(Data listing)
■ ■ ■ ■ ■ ■ ■

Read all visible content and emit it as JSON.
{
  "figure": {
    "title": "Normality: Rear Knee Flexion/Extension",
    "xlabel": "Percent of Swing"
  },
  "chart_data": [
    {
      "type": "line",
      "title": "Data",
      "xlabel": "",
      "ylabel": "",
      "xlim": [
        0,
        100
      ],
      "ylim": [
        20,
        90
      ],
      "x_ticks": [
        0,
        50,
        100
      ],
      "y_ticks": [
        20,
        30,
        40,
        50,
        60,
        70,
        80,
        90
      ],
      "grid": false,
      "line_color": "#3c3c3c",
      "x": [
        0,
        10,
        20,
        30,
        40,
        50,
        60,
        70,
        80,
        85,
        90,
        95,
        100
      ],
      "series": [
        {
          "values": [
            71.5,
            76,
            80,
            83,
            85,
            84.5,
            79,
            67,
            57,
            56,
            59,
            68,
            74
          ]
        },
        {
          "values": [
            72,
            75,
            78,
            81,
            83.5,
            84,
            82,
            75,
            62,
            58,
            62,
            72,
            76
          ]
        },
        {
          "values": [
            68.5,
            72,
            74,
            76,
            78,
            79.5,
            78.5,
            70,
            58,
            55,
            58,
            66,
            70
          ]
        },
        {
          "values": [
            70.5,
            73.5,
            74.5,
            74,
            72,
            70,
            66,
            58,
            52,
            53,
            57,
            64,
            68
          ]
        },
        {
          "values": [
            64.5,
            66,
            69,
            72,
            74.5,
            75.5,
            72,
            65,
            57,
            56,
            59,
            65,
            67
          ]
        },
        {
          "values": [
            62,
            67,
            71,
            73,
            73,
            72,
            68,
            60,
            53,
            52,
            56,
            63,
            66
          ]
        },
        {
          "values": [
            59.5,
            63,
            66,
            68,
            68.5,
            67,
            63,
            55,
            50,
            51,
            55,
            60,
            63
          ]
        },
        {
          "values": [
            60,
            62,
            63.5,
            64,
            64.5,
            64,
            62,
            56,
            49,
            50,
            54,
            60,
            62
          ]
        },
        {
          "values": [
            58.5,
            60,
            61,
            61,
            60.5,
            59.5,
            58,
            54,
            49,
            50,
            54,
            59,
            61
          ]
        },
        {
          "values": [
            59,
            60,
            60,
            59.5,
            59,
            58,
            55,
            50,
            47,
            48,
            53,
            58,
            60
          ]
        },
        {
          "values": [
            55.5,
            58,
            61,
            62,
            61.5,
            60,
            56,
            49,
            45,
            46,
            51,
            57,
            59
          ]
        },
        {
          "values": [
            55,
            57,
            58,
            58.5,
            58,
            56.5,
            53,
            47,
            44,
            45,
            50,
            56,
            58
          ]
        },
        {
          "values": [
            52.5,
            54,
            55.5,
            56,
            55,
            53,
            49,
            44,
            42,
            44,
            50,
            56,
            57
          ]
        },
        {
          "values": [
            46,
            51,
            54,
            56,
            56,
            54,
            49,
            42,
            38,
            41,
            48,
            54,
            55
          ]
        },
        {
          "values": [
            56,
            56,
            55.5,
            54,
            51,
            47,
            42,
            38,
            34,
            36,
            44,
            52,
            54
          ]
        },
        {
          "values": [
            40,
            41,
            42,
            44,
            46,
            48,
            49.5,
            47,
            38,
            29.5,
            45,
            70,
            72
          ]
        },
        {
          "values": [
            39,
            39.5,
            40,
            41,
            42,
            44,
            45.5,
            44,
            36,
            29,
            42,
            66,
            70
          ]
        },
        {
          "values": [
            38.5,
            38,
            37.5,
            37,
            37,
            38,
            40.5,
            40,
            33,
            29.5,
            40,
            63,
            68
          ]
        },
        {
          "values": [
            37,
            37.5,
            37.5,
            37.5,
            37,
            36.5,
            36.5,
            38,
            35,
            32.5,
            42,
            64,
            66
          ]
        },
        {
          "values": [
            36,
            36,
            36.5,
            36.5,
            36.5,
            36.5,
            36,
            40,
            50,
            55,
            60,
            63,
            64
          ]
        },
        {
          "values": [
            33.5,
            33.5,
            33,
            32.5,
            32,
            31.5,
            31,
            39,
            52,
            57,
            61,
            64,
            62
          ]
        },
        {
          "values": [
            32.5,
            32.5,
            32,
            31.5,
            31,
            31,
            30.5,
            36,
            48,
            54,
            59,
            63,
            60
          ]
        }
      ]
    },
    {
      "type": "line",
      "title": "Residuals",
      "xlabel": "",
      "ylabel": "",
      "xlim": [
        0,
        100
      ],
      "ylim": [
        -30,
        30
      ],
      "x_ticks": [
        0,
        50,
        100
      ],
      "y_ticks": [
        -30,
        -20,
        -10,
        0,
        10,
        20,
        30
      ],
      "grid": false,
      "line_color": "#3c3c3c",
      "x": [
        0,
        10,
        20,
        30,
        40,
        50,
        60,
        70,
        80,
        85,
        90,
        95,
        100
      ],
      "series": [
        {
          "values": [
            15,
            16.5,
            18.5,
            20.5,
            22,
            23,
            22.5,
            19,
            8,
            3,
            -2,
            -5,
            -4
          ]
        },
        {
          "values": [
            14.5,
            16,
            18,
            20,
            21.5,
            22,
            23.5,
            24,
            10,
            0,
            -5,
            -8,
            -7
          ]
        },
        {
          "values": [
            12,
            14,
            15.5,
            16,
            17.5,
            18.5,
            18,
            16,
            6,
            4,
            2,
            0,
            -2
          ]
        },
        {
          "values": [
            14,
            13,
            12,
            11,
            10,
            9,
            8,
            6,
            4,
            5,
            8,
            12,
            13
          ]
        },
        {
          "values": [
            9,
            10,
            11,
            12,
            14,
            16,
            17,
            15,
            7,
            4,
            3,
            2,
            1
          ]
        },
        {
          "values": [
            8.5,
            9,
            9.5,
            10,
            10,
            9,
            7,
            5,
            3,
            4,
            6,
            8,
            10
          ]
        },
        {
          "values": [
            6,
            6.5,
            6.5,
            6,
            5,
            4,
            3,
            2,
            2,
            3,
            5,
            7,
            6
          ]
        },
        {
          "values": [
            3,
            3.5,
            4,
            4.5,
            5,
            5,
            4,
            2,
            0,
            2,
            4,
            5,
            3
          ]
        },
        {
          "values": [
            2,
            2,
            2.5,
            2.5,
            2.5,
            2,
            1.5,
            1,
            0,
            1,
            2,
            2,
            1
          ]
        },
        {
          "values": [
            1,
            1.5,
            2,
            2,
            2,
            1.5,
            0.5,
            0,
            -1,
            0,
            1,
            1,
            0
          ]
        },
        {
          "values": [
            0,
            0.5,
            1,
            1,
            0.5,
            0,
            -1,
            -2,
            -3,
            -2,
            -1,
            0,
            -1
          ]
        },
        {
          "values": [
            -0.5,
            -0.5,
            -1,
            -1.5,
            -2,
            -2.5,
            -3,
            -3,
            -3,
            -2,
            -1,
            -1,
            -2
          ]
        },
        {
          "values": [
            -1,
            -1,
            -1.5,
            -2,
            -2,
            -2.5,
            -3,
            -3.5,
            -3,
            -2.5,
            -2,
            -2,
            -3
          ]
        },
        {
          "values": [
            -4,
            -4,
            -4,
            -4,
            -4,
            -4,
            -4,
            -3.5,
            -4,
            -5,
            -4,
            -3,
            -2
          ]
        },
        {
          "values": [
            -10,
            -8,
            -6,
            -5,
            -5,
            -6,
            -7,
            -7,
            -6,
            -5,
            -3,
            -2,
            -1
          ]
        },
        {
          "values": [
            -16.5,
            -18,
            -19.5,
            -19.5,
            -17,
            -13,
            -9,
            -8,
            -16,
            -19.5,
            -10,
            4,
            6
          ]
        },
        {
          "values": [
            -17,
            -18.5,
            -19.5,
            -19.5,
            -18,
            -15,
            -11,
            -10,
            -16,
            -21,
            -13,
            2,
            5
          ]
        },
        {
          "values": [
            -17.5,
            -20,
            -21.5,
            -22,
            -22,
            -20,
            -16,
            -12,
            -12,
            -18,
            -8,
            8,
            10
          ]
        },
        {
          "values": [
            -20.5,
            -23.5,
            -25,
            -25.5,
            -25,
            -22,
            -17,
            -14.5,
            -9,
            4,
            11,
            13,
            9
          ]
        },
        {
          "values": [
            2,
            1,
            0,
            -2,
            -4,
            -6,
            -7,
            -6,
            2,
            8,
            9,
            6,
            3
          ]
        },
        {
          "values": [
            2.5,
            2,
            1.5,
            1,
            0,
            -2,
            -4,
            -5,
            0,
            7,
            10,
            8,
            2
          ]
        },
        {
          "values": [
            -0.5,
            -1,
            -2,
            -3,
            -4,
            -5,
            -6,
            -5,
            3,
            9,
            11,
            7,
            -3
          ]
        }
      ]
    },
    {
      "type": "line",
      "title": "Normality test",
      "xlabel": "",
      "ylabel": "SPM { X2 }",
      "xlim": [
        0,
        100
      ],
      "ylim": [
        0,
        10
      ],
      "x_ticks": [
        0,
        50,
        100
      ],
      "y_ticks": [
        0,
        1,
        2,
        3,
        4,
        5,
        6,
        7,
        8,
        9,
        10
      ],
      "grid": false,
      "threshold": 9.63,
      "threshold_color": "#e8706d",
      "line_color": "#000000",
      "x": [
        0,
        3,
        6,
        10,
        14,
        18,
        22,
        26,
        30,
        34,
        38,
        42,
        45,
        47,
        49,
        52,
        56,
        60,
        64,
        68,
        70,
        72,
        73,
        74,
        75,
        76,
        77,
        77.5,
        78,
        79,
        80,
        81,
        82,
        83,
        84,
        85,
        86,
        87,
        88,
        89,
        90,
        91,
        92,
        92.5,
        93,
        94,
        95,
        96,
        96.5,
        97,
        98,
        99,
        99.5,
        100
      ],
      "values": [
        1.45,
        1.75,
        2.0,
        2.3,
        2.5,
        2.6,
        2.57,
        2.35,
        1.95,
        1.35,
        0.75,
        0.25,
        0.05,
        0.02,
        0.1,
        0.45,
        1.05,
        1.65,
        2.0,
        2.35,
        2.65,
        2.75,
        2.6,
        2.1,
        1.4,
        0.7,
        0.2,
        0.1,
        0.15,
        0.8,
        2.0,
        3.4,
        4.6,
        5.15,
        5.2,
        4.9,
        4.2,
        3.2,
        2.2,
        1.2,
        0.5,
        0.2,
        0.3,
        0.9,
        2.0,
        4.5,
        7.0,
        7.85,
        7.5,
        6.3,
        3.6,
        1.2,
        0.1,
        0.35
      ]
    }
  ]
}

■ ■ ■ ■ ■ ■ ■

## Brief
Find the word "Normality" in the material, then list each line that holds it.

## Result for this task
    "title": "Normality: Rear Knee Flexion/Extension",
      "title": "Normality test",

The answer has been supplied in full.